## start MATERIAL

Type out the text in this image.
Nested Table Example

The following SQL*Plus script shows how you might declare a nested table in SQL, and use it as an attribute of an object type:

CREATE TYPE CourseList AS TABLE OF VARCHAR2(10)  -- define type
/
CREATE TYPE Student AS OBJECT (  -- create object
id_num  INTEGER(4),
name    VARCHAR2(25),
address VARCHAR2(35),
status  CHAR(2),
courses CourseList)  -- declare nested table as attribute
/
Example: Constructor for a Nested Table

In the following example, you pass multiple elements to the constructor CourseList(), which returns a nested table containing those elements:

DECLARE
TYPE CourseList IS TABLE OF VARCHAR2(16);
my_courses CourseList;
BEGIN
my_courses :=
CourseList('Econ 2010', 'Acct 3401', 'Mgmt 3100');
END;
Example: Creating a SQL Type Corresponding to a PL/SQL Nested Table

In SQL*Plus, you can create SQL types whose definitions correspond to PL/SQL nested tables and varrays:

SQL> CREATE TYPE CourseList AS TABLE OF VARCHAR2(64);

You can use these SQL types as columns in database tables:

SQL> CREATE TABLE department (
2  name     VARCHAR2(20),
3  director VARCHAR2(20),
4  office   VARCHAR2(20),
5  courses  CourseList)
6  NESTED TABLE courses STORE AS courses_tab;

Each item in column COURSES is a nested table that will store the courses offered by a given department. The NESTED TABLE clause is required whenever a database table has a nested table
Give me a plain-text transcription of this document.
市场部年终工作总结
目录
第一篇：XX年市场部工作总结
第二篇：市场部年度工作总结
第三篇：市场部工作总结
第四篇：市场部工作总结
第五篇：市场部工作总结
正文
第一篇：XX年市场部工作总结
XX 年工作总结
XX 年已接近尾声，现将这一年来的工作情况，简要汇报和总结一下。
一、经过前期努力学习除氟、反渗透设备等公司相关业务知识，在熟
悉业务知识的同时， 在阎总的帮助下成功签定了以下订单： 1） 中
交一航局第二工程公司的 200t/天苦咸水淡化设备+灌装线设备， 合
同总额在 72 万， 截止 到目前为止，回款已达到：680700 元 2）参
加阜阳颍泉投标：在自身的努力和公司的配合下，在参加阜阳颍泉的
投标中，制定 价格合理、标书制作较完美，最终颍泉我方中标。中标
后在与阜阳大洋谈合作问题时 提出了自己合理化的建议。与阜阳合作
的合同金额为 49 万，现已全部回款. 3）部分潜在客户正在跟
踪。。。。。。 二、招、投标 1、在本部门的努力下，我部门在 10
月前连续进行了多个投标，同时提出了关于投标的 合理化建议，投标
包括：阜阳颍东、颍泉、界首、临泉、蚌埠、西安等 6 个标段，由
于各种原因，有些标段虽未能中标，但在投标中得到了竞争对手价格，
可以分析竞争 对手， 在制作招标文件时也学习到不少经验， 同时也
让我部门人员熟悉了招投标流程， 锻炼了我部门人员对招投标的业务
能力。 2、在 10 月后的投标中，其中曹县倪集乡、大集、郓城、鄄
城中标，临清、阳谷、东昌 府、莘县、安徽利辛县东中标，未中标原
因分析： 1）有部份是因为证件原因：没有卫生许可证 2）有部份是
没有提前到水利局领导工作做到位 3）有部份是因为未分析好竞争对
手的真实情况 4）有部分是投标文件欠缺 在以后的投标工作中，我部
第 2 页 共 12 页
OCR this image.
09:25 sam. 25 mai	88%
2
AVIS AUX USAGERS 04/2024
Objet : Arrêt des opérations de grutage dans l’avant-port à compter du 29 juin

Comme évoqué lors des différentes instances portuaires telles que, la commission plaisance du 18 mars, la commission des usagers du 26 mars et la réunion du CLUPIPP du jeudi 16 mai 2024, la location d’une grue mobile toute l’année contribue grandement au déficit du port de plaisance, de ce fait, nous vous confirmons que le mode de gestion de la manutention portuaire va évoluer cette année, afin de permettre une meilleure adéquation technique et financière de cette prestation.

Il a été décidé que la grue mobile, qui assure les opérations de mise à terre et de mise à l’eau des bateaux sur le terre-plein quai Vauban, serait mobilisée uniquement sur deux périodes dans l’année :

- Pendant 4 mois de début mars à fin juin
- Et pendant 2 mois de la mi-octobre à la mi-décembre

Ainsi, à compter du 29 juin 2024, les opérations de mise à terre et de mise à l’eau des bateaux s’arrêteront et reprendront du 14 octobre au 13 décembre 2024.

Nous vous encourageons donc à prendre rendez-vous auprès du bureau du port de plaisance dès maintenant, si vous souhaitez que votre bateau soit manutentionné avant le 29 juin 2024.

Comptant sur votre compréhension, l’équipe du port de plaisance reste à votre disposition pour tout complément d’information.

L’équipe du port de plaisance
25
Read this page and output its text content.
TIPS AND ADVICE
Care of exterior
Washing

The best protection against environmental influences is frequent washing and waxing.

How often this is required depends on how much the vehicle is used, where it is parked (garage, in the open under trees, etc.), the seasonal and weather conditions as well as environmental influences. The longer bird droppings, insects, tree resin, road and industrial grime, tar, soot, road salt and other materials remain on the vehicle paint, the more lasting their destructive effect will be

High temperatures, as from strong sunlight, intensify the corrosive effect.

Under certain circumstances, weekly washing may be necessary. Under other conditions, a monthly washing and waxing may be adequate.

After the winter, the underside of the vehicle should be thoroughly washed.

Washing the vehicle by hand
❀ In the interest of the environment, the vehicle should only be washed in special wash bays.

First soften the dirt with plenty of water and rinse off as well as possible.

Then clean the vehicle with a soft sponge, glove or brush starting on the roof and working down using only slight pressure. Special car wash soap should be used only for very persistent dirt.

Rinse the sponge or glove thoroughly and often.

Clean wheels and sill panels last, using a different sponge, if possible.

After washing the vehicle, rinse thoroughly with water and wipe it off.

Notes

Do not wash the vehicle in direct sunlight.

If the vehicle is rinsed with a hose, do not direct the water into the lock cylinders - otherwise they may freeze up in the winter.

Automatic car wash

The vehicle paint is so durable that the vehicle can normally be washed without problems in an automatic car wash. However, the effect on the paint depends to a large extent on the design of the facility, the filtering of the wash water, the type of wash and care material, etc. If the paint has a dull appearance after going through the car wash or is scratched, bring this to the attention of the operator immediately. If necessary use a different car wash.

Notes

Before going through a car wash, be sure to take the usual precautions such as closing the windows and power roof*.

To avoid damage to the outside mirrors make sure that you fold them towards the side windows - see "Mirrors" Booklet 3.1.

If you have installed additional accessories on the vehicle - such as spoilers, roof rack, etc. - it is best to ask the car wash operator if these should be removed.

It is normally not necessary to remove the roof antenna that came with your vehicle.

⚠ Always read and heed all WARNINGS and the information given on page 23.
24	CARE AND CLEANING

## end MATERIAL

JOB —
Reproduce every line of the data verbatim.

FINAL RESULT —
Type out the text in this image.
Nested Table Example

The following SQL*Plus script shows how you might declare a nested table in SQL, and use it as an attribute of an object type:

CREATE TYPE CourseList AS TABLE OF VARCHAR2(10)  -- define type
/
CREATE TYPE Student AS OBJECT (  -- create object
id_num  INTEGER(4),
name    VARCHAR2(25),
address VARCHAR2(35),
status  CHAR(2),
courses CourseList)  -- declare nested table as attribute
/
Example: Constructor for a Nested Table

In the following example, you pass multiple elements to the constructor CourseList(), which returns a nested table containing those elements:

DECLARE
TYPE CourseList IS TABLE OF VARCHAR2(16);
my_courses CourseList;
BEGIN
my_courses :=
CourseList('Econ 2010', 'Acct 3401', 'Mgmt 3100');
END;
Example: Creating a SQL Type Corresponding to a PL/SQL Nested Table

In SQL*Plus, you can create SQL types whose definitions correspond to PL/SQL nested tables and varrays:

SQL> CREATE TYPE CourseList AS TABLE OF VARCHAR2(64);

You can use these SQL types as columns in database tables:

SQL> CREATE TABLE department (
2  name     VARCHAR2(20),
3  director VARCHAR2(20),
4  office   VARCHAR2(20),
5  courses  CourseList)
6  NESTED TABLE courses STORE AS courses_tab;

Each item in column COURSES is a nested table that will store the courses offered by a given department. The NESTED TABLE clause is required whenever a database table has a nested table
Give me a plain-text transcription of this document.
市场部年终工作总结
目录
第一篇：XX年市场部工作总结
第二篇：市场部年度工作总结
第三篇：市场部工作总结
第四篇：市场部工作总结
第五篇：市场部工作总结
正文
第一篇：XX年市场部工作总结
XX 年工作总结
XX 年已接近尾声，现将这一年来的工作情况，简要汇报和总结一下。
一、经过前期努力学习除氟、反渗透设备等公司相关业务知识，在熟
悉业务知识的同时， 在阎总的帮助下成功签定了以下订单： 1） 中
交一航局第二工程公司的 200t/天苦咸水淡化设备+灌装线设备， 合
同总额在 72 万， 截止 到目前为止，回款已达到：680700 元 2）参
加阜阳颍泉投标：在自身的努力和公司的配合下，在参加阜阳颍泉的
投标中，制定 价格合理、标书制作较完美，最终颍泉我方中标。中标
后在与阜阳大洋谈合作问题时 提出了自己合理化的建议。与阜阳合作
的合同金额为 49 万，现已全部回款. 3）部分潜在客户正在跟
踪。。。。。。 二、招、投标 1、在本部门的努力下，我部门在 10
月前连续进行了多个投标，同时提出了关于投标的 合理化建议，投标
包括：阜阳颍东、颍泉、界首、临泉、蚌埠、西安等 6 个标段，由
于各种原因，有些标段虽未能中标，但在投标中得到了竞争对手价格，
可以分析竞争 对手， 在制作招标文件时也学习到不少经验， 同时也
让我部门人员熟悉了招投标流程， 锻炼了我部门人员对招投标的业务
能力。 2、在 10 月后的投标中，其中曹县倪集乡、大集、郓城、鄄
城中标，临清、阳谷、东昌 府、莘县、安徽利辛县东中标，未中标原
因分析： 1）有部份是因为证件原因：没有卫生许可证 2）有部份是
没有提前到水利局领导工作做到位 3）有部份是因为未分析好竞争对
手的真实情况 4）有部分是投标文件欠缺 在以后的投标工作中，我部
第 2 页 共 12 页
OCR this image.
09:25 sam. 25 mai	88%
2
AVIS AUX USAGERS 04/2024
Objet : Arrêt des opérations de grutage dans l’avant-port à compter du 29 juin

Comme évoqué lors des différentes instances portuaires telles que, la commission plaisance du 18 mars, la commission des usagers du 26 mars et la réunion du CLUPIPP du jeudi 16 mai 2024, la location d’une grue mobile toute l’année contribue grandement au déficit du port de plaisance, de ce fait, nous vous confirmons que le mode de gestion de la manutention portuaire va évoluer cette année, afin de permettre une meilleure adéquation technique et financière de cette prestation.

Il a été décidé que la grue mobile, qui assure les opérations de mise à terre et de mise à l’eau des bateaux sur le terre-plein quai Vauban, serait mobilisée uniquement sur deux périodes dans l’année :

- Pendant 4 mois de début mars à fin juin
- Et pendant 2 mois de la mi-octobre à la mi-décembre

Ainsi, à compter du 29 juin 2024, les opérations de mise à terre et de mise à l’eau des bateaux s’arrêteront et reprendront du 14 octobre au 13 décembre 2024.

Nous vous encourageons donc à prendre rendez-vous auprès du bureau du port de plaisance dès maintenant, si vous souhaitez que votre bateau soit manutentionné avant le 29 juin 2024.

Comptant sur votre compréhension, l’équipe du port de plaisance reste à votre disposition pour tout complément d’information.

L’équipe du port de plaisance
25
Read this page and output its text content.
TIPS AND ADVICE
Care of exterior
Washing

The best protection against environmental influences is frequent washing and waxing.

How often this is required depends on how much the vehicle is used, where it is parked (garage, in the open under trees, etc.), the seasonal and weather conditions as well as environmental influences. The longer bird droppings, insects, tree resin, road and industrial grime, tar, soot, road salt and other materials remain on the vehicle paint, the more lasting their destructive effect will be

High temperatures, as from strong sunlight, intensify the corrosive effect.

Under certain circumstances, weekly washing may be necessary. Under other conditions, a monthly washing and waxing may be adequate.

After the winter, the underside of the vehicle should be thoroughly washed.

Washing the vehicle by hand
❀ In the interest of the environment, the vehicle should only be washed in special wash bays.

First soften the dirt with plenty of water and rinse off as well as possible.

Then clean the vehicle with a soft sponge, glove or brush starting on the roof and working down using only slight pressure. Special car wash soap should be used only for very persistent dirt.

Rinse the sponge or glove thoroughly and often.

Clean wheels and sill panels last, using a different sponge, if possible.

After washing the vehicle, rinse thoroughly with water and wipe it off.

Notes

Do not wash the vehicle in direct sunlight.

If the vehicle is rinsed with a hose, do not direct the water into the lock cylinders - otherwise they may freeze up in the winter.

Automatic car wash

The vehicle paint is so durable that the vehicle can normally be washed without problems in an automatic car wash. However, the effect on the paint depends to a large extent on the design of the facility, the filtering of the wash water, the type of wash and care material, etc. If the paint has a dull appearance after going through the car wash or is scratched, bring this to the attention of the operator immediately. If necessary use a different car wash.

Notes

Before going through a car wash, be sure to take the usual precautions such as closing the windows and power roof*.

To avoid damage to the outside mirrors make sure that you fold them towards the side windows - see "Mirrors" Booklet 3.1.

If you have installed additional accessories on the vehicle - such as spoilers, roof rack, etc. - it is best to ask the car wash operator if these should be removed.

It is normally not necessary to remove the roof antenna that came with your vehicle.

⚠ Always read and heed all WARNINGS and the information given on page 23.
24	CARE AND CLEANING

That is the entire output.